— WHAT YOU ARE ASKED TO DO —
Write out word for word the rows that begin with the one containing "- left-border: [43, 270, 57, 1136]" and end with the one containing "816, 754, 856]", including both.
************
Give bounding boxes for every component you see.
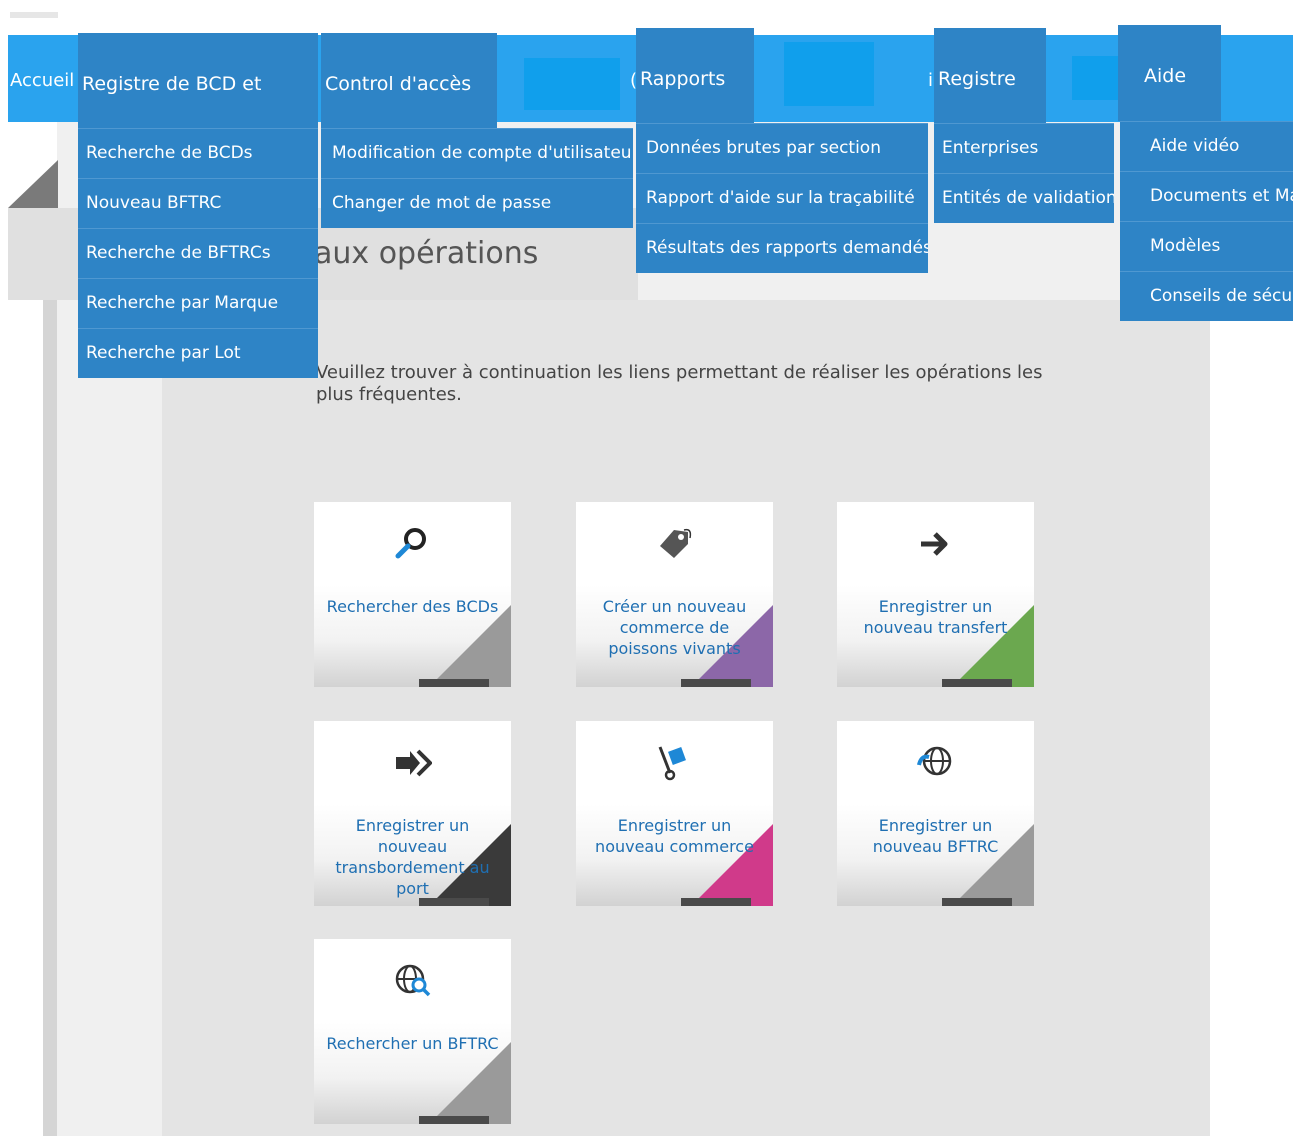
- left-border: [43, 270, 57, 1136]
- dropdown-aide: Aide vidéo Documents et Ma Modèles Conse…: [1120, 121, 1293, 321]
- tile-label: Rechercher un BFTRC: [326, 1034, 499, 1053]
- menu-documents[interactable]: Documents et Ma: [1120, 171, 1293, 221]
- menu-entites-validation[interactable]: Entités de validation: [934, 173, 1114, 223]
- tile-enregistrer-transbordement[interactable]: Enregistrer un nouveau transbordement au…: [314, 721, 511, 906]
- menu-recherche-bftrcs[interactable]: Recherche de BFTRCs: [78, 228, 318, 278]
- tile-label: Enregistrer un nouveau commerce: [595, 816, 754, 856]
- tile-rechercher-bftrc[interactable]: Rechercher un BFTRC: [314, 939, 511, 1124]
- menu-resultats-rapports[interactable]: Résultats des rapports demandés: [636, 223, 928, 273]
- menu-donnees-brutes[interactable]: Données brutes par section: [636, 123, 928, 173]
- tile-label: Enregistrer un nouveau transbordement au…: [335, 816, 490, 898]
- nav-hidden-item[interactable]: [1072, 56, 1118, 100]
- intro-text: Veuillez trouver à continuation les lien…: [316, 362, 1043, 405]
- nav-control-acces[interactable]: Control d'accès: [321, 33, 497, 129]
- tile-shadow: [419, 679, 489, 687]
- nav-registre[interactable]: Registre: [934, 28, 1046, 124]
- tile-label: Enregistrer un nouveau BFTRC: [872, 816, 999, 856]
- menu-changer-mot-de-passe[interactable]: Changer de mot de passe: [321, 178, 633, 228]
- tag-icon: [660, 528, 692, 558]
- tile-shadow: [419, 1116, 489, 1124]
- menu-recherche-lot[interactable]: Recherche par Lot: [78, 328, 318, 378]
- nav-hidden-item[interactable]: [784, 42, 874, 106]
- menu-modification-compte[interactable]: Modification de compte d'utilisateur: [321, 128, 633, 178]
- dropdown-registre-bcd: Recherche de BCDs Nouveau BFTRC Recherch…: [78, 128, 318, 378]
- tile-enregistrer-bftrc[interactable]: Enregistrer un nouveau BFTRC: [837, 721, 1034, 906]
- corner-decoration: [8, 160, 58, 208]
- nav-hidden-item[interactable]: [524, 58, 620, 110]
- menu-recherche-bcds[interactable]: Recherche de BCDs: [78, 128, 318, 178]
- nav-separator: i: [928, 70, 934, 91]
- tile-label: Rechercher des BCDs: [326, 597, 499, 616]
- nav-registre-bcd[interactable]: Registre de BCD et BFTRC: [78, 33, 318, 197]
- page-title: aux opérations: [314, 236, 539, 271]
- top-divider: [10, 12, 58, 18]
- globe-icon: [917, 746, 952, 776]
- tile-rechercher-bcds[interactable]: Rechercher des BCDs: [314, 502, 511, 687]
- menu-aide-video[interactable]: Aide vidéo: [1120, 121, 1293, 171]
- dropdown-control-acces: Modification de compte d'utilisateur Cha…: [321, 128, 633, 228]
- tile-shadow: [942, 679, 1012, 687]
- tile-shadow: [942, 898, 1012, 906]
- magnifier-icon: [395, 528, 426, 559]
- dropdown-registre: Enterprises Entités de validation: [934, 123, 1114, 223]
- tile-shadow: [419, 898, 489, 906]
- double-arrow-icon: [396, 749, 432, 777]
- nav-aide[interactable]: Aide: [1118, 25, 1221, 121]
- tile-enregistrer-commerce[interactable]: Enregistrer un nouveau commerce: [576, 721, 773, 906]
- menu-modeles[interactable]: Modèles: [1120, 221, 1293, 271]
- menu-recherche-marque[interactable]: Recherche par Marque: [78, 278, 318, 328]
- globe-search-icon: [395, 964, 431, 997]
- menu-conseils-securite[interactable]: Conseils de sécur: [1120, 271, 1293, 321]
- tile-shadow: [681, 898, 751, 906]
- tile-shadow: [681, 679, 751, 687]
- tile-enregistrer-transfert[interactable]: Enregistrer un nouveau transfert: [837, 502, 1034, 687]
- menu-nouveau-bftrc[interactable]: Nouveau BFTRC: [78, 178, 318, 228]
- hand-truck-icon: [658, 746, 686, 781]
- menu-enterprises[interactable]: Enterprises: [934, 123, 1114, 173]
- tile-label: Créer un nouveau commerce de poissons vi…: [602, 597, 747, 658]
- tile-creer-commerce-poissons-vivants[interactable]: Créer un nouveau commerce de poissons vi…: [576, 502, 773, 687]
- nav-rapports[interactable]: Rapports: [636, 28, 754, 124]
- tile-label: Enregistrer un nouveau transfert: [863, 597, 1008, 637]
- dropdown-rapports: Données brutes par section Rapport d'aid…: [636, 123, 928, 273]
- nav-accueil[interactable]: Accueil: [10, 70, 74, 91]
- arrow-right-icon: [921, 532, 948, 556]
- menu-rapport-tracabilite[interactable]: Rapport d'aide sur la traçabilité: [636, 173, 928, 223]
************
— ANSWER TO THIS PROBLEM —
- left-border: [43, 270, 57, 1136]
- dropdown-aide: Aide vidéo Documents et Ma Modèles Conse…: [1120, 121, 1293, 321]
- tile-label: Rechercher un BFTRC: [326, 1034, 499, 1053]
- menu-documents[interactable]: Documents et Ma: [1120, 171, 1293, 221]
- menu-entites-validation[interactable]: Entités de validation: [934, 173, 1114, 223]
- tile-enregistrer-transbordement[interactable]: Enregistrer un nouveau transbordement au…: [314, 721, 511, 906]
- menu-recherche-bftrcs[interactable]: Recherche de BFTRCs: [78, 228, 318, 278]
- tile-label: Enregistrer un nouveau commerce: [595, 816, 754, 856]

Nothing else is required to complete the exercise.